== SHORT PROBLEM ==
Leave the pictures out, and retype all of the material exactly as written.

== INFORMATION GIVEN ==
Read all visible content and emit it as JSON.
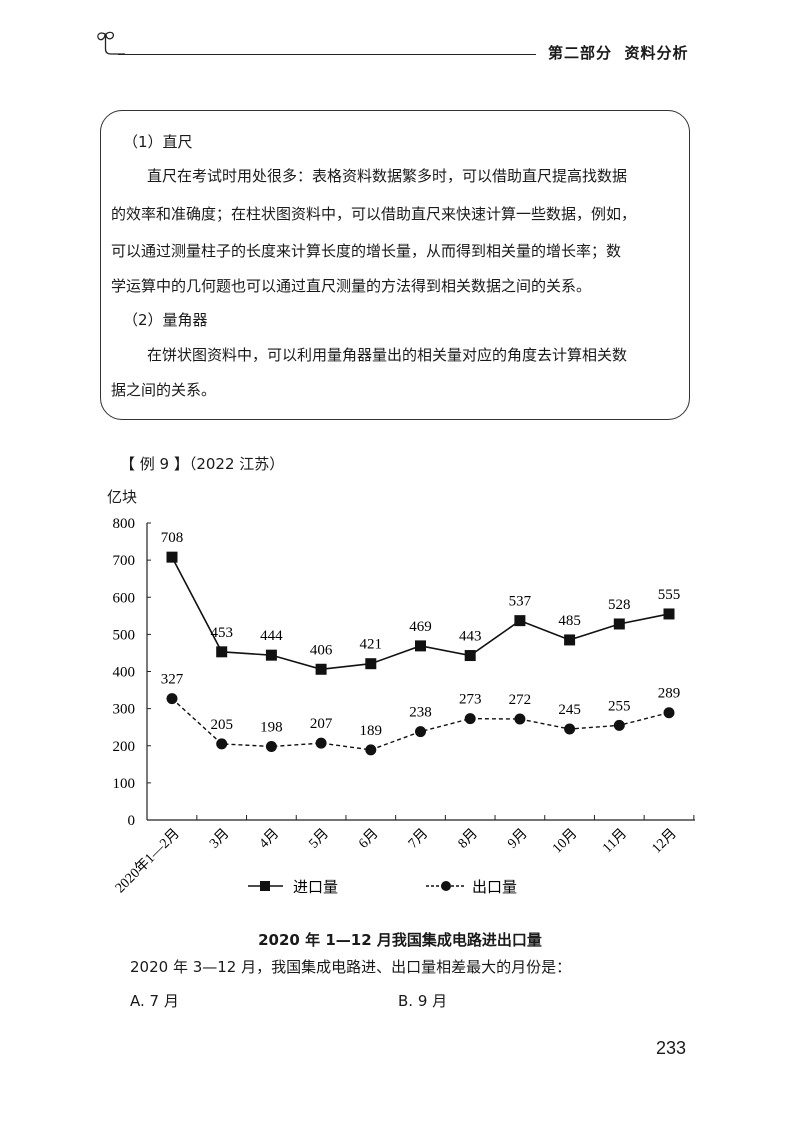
{
  "header": {
    "section_title": "第二部分  资料分析",
    "icon": "sprout-icon"
  },
  "tip_box": {
    "item1_heading": "（1）直尺",
    "item1_lines": [
      "直尺在考试时用处很多：表格资料数据繁多时，可以借助直尺提高找数据",
      "的效率和准确度；在柱状图资料中，可以借助直尺来快速计算一些数据，例如，",
      "可以通过测量柱子的长度来计算长度的增长量，从而得到相关量的增长率；数",
      "学运算中的几何题也可以通过直尺测量的方法得到相关数据之间的关系。"
    ],
    "item2_heading": "（2）量角器",
    "item2_lines": [
      "在饼状图资料中，可以利用量角器量出的相关量对应的角度去计算相关数",
      "据之间的关系。"
    ]
  },
  "example": {
    "label": "【 例 9 】（2022 江苏）"
  },
  "chart_data": {
    "type": "line",
    "title": "2020 年 1—12 月我国集成电路进出口量",
    "ylabel": "亿块",
    "xlabel": "",
    "ylim": [
      0,
      800
    ],
    "yticks": [
      0,
      100,
      200,
      300,
      400,
      500,
      600,
      700,
      800
    ],
    "grid": false,
    "legend_position": "bottom",
    "categories": [
      "2020年1—2月",
      "3月",
      "4月",
      "5月",
      "6月",
      "7月",
      "8月",
      "9月",
      "10月",
      "11月",
      "12月"
    ],
    "series": [
      {
        "name": "进口量",
        "style": "solid",
        "marker": "square",
        "values": [
          708,
          453,
          444,
          406,
          421,
          469,
          443,
          537,
          485,
          528,
          555
        ]
      },
      {
        "name": "出口量",
        "style": "dashed",
        "marker": "circle",
        "values": [
          327,
          205,
          198,
          207,
          189,
          238,
          273,
          272,
          245,
          255,
          289
        ]
      }
    ]
  },
  "question": {
    "text": "2020 年 3—12 月，我国集成电路进、出口量相差最大的月份是：",
    "options": [
      {
        "key": "A",
        "label": "A. 7 月"
      },
      {
        "key": "B",
        "label": "B. 9 月"
      }
    ]
  },
  "page_number": "233"
}
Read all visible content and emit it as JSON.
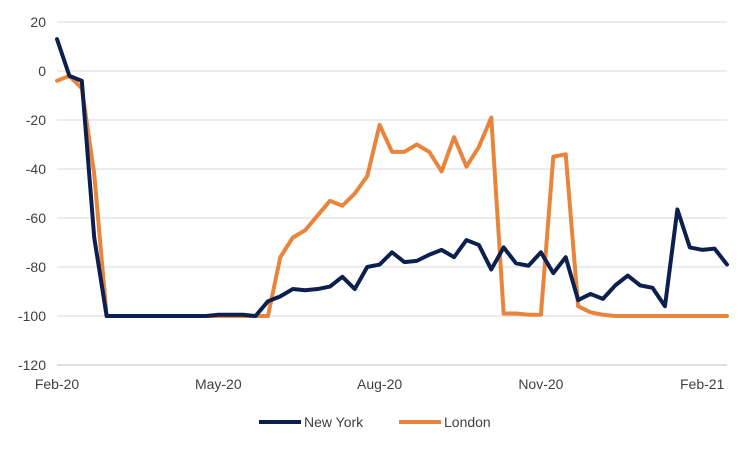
{
  "chart_data": {
    "type": "line",
    "title": "",
    "xlabel": "",
    "ylabel": "",
    "ylim": [
      -120,
      20
    ],
    "yticks": [
      20,
      0,
      -20,
      -40,
      -60,
      -80,
      -100,
      -120
    ],
    "xticks": [
      "Feb-20",
      "May-20",
      "Aug-20",
      "Nov-20",
      "Feb-21"
    ],
    "grid": "horizontal",
    "legend_position": "bottom",
    "series": [
      {
        "name": "New York",
        "color": "#0d1f4f",
        "values": [
          13,
          -2,
          -4,
          -68,
          -100,
          -100,
          -100,
          -100,
          -100,
          -100,
          -100,
          -100,
          -100,
          -99.5,
          -99.5,
          -99.5,
          -100,
          -94,
          -92,
          -89,
          -89.5,
          -89,
          -88,
          -84,
          -89,
          -80,
          -79,
          -74,
          -78,
          -77.5,
          -75,
          -73,
          -76,
          -69,
          -71,
          -81,
          -72,
          -78.5,
          -79.5,
          -74,
          -82.5,
          -76,
          -93.5,
          -91,
          -93,
          -87.5,
          -83.5,
          -87.5,
          -88.5,
          -96,
          -56.5,
          -72,
          -73,
          -72.5,
          -79
        ]
      },
      {
        "name": "London",
        "color": "#e8843c",
        "values": [
          -4,
          -2,
          -7,
          -42,
          -100,
          -100,
          -100,
          -100,
          -100,
          -100,
          -100,
          -100,
          -100,
          -100,
          -100,
          -100,
          -100,
          -100,
          -76,
          -68,
          -65,
          -59,
          -53,
          -55,
          -50,
          -43,
          -22,
          -33,
          -33,
          -30,
          -33,
          -41,
          -27,
          -39,
          -31,
          -19,
          -99,
          -99,
          -99.5,
          -99.5,
          -35,
          -34,
          -96,
          -98.5,
          -99.5,
          -100,
          -100,
          -100,
          -100,
          -100,
          -100,
          -100,
          -100,
          -100,
          -100
        ]
      }
    ]
  }
}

== WRITTEN RESPONSE ==
Read all visible content and emit it as JSON.
{
  "header": {
    "section_title": "第二部分  资料分析",
    "icon": "sprout-icon"
  },
  "tip_box": {
    "item1_heading": "（1）直尺",
    "item1_lines": [
      "直尺在考试时用处很多：表格资料数据繁多时，可以借助直尺提高找数据",
      "的效率和准确度；在柱状图资料中，可以借助直尺来快速计算一些数据，例如，",
      "可以通过测量柱子的长度来计算长度的增长量，从而得到相关量的增长率；数",
      "学运算中的几何题也可以通过直尺测量的方法得到相关数据之间的关系。"
    ],
    "item2_heading": "（2）量角器",
    "item2_lines": [
      "在饼状图资料中，可以利用量角器量出的相关量对应的角度去计算相关数",
      "据之间的关系。"
    ]
  },
  "example": {
    "label": "【 例 9 】（2022 江苏）"
  },
  "chart_data": {
    "type": "line",
    "title": "2020 年 1—12 月我国集成电路进出口量",
    "ylabel": "亿块",
    "xlabel": "",
    "ylim": [
      0,
      800
    ],
    "yticks": [
      0,
      100,
      200,
      300,
      400,
      500,
      600,
      700,
      800
    ],
    "grid": false,
    "legend_position": "bottom",
    "categories": [
      "2020年1—2月",
      "3月",
      "4月",
      "5月",
      "6月",
      "7月",
      "8月",
      "9月",
      "10月",
      "11月",
      "12月"
    ],
    "series": [
      {
        "name": "进口量",
        "style": "solid",
        "marker": "square",
        "values": [
          708,
          453,
          444,
          406,
          421,
          469,
          443,
          537,
          485,
          528,
          555
        ]
      },
      {
        "name": "出口量",
        "style": "dashed",
        "marker": "circle",
        "values": [
          327,
          205,
          198,
          207,
          189,
          238,
          273,
          272,
          245,
          255,
          289
        ]
      }
    ]
  },
  "question": {
    "text": "2020 年 3—12 月，我国集成电路进、出口量相差最大的月份是：",
    "options": [
      {
        "key": "A",
        "label": "A. 7 月"
      },
      {
        "key": "B",
        "label": "B. 9 月"
      }
    ]
  },
  "page_number": "233"
}
Read all visible content and emit it as JSON.
{
  "chart_data": {
    "type": "line",
    "title": "",
    "xlabel": "",
    "ylabel": "",
    "ylim": [
      -120,
      20
    ],
    "yticks": [
      20,
      0,
      -20,
      -40,
      -60,
      -80,
      -100,
      -120
    ],
    "xticks": [
      "Feb-20",
      "May-20",
      "Aug-20",
      "Nov-20",
      "Feb-21"
    ],
    "grid": "horizontal",
    "legend_position": "bottom",
    "series": [
      {
        "name": "New York",
        "color": "#0d1f4f",
        "values": [
          13,
          -2,
          -4,
          -68,
          -100,
          -100,
          -100,
          -100,
          -100,
          -100,
          -100,
          -100,
          -100,
          -99.5,
          -99.5,
          -99.5,
          -100,
          -94,
          -92,
          -89,
          -89.5,
          -89,
          -88,
          -84,
          -89,
          -80,
          -79,
          -74,
          -78,
          -77.5,
          -75,
          -73,
          -76,
          -69,
          -71,
          -81,
          -72,
          -78.5,
          -79.5,
          -74,
          -82.5,
          -76,
          -93.5,
          -91,
          -93,
          -87.5,
          -83.5,
          -87.5,
          -88.5,
          -96,
          -56.5,
          -72,
          -73,
          -72.5,
          -79
        ]
      },
      {
        "name": "London",
        "color": "#e8843c",
        "values": [
          -4,
          -2,
          -7,
          -42,
          -100,
          -100,
          -100,
          -100,
          -100,
          -100,
          -100,
          -100,
          -100,
          -100,
          -100,
          -100,
          -100,
          -100,
          -76,
          -68,
          -65,
          -59,
          -53,
          -55,
          -50,
          -43,
          -22,
          -33,
          -33,
          -30,
          -33,
          -41,
          -27,
          -39,
          -31,
          -19,
          -99,
          -99,
          -99.5,
          -99.5,
          -35,
          -34,
          -96,
          -98.5,
          -99.5,
          -100,
          -100,
          -100,
          -100,
          -100,
          -100,
          -100,
          -100,
          -100,
          -100
        ]
      }
    ]
  }
}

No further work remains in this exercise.